INSTRUCTION - Locate the string "instalada" in the records below. Copy every line where it occurs.

-------- MATERIAL

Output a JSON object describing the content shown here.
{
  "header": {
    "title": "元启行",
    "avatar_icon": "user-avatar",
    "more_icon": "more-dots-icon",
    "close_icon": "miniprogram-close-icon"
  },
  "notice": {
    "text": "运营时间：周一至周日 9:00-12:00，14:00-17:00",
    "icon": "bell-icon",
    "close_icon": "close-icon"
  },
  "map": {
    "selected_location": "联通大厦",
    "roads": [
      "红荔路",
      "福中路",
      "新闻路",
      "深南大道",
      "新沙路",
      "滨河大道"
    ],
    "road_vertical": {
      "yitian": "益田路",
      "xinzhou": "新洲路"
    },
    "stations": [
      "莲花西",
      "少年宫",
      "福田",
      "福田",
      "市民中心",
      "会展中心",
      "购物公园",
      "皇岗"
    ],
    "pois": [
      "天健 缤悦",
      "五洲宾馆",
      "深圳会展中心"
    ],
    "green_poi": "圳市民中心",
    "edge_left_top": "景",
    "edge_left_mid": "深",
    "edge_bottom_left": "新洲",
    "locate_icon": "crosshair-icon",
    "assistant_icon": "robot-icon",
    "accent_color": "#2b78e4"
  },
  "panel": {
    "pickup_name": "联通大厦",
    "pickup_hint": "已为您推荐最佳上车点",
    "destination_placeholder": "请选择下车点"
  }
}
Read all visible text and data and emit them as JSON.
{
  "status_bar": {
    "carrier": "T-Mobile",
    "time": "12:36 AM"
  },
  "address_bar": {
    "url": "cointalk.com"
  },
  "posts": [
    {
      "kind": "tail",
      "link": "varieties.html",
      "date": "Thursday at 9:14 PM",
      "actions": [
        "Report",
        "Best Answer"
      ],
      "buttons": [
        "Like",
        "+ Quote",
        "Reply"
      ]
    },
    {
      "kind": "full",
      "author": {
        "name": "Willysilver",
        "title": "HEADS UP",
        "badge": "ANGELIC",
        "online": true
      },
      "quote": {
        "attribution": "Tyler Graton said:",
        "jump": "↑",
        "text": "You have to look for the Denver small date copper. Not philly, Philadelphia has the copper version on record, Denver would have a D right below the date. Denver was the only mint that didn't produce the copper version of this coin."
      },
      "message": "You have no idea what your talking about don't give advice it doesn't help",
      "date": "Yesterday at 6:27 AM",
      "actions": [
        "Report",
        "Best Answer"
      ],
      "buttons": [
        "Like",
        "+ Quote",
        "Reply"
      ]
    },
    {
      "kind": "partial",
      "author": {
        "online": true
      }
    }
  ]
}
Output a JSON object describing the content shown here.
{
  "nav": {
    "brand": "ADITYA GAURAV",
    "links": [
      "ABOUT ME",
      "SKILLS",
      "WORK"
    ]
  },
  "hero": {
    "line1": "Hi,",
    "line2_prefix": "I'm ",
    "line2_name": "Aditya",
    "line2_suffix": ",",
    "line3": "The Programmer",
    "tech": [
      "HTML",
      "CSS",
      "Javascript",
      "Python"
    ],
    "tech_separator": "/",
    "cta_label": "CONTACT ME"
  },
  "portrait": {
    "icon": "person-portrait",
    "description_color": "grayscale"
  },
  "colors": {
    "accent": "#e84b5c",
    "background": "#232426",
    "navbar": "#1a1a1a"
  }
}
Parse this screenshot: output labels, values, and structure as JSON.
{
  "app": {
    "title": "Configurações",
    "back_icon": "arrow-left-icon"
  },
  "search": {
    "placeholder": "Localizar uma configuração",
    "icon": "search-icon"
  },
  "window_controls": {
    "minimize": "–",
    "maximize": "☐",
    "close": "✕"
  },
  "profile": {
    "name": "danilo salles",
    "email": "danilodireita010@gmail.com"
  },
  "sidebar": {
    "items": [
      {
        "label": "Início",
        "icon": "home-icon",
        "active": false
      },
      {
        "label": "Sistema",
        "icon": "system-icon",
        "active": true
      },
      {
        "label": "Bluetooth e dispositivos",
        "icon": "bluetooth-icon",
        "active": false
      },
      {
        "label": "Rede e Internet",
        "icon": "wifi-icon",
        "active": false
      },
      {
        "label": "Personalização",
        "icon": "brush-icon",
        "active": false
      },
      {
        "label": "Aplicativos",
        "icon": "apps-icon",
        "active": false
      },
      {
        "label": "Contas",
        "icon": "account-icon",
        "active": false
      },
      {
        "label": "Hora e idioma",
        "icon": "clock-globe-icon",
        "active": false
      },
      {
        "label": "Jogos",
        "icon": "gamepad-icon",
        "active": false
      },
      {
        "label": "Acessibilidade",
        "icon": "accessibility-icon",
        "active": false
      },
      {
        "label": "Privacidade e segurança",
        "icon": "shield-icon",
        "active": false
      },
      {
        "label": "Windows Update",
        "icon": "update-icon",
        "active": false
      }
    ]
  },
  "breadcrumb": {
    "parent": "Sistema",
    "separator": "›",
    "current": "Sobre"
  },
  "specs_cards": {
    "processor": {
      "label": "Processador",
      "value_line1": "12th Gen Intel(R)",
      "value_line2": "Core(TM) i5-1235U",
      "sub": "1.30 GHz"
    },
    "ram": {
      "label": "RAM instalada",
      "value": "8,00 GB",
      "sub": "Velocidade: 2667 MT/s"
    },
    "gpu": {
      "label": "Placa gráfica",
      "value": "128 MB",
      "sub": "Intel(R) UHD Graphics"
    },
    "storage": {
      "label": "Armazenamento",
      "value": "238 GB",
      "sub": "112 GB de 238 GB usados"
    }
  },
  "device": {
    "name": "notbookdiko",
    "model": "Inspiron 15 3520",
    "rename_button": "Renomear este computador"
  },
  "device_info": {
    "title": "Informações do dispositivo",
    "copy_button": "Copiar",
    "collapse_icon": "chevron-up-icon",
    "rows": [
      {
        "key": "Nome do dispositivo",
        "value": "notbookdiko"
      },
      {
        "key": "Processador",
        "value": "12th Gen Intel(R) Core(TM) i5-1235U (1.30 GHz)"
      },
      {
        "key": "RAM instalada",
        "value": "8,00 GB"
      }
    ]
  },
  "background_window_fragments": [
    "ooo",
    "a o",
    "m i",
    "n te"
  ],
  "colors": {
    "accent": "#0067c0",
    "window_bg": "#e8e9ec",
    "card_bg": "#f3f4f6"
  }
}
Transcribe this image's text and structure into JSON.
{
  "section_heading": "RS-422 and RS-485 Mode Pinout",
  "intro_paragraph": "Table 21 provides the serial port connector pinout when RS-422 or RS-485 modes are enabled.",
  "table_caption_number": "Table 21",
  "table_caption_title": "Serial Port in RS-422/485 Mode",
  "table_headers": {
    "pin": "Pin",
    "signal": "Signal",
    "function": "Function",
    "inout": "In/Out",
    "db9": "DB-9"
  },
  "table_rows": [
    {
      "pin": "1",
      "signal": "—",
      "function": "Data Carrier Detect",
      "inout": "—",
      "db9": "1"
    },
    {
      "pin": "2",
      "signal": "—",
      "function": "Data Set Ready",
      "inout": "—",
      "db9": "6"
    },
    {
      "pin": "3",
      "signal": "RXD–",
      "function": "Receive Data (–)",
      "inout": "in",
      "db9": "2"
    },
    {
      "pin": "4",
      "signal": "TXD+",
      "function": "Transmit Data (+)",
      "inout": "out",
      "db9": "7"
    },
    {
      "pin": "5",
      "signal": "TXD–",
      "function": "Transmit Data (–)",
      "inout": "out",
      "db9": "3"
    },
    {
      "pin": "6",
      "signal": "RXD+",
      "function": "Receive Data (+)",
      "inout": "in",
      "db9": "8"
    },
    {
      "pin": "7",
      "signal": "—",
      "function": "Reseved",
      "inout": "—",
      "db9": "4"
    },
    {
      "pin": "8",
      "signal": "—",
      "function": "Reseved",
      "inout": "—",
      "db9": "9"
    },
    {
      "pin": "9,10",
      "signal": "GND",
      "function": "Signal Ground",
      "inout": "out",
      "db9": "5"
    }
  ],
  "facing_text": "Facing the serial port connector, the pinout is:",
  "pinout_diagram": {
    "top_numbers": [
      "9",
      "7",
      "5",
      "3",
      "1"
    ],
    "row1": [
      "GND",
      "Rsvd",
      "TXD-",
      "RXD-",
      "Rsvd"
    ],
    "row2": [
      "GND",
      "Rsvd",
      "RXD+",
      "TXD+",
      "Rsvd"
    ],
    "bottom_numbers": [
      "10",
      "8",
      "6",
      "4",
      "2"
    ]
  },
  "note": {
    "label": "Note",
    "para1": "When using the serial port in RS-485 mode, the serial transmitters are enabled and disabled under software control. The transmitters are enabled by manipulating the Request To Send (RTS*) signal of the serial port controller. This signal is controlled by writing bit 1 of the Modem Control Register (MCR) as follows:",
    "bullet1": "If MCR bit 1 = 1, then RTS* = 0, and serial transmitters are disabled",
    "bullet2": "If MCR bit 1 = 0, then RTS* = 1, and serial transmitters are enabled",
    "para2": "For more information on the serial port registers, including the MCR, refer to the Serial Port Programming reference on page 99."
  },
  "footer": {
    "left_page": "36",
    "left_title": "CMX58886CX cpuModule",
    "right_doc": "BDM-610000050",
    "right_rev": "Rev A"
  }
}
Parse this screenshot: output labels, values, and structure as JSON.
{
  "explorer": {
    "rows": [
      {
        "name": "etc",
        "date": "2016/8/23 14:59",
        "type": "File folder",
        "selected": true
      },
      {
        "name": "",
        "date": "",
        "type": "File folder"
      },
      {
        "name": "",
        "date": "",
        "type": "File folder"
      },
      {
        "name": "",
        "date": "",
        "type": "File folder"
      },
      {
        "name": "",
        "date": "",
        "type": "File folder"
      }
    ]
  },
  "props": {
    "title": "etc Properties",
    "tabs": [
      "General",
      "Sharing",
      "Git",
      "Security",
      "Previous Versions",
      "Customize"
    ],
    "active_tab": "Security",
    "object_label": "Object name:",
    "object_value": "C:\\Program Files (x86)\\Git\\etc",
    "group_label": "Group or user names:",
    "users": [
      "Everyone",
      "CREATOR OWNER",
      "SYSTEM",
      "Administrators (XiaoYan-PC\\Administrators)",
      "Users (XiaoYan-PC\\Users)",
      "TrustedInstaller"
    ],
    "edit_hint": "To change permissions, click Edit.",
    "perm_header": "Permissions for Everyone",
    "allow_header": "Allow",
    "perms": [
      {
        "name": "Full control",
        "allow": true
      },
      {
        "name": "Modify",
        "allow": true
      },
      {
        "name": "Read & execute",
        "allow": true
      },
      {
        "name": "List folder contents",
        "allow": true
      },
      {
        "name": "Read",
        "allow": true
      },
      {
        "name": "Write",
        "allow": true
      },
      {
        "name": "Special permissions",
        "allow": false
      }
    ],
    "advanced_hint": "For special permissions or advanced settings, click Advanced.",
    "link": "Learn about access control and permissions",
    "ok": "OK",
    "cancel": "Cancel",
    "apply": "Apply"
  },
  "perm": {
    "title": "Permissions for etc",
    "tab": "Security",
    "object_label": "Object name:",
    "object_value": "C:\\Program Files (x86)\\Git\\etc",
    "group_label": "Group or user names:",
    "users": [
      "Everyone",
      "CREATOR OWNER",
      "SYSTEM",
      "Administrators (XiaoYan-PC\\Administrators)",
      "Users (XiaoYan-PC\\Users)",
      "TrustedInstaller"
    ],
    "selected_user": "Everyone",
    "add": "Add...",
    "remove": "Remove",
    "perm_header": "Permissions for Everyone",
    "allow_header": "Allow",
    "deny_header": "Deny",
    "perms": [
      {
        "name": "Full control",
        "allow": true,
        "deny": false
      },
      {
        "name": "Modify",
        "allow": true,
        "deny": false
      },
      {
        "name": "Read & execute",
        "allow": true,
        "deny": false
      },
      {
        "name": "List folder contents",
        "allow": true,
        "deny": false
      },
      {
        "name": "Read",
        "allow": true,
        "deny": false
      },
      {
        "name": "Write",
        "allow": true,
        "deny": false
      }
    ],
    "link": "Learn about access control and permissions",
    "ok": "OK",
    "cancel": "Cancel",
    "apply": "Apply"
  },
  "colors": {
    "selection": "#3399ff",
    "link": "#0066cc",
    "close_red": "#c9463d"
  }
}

----------------

SOLUTION TO THIS PROBLEM -
      "label": "RAM instalada",
        "key": "RAM instalada",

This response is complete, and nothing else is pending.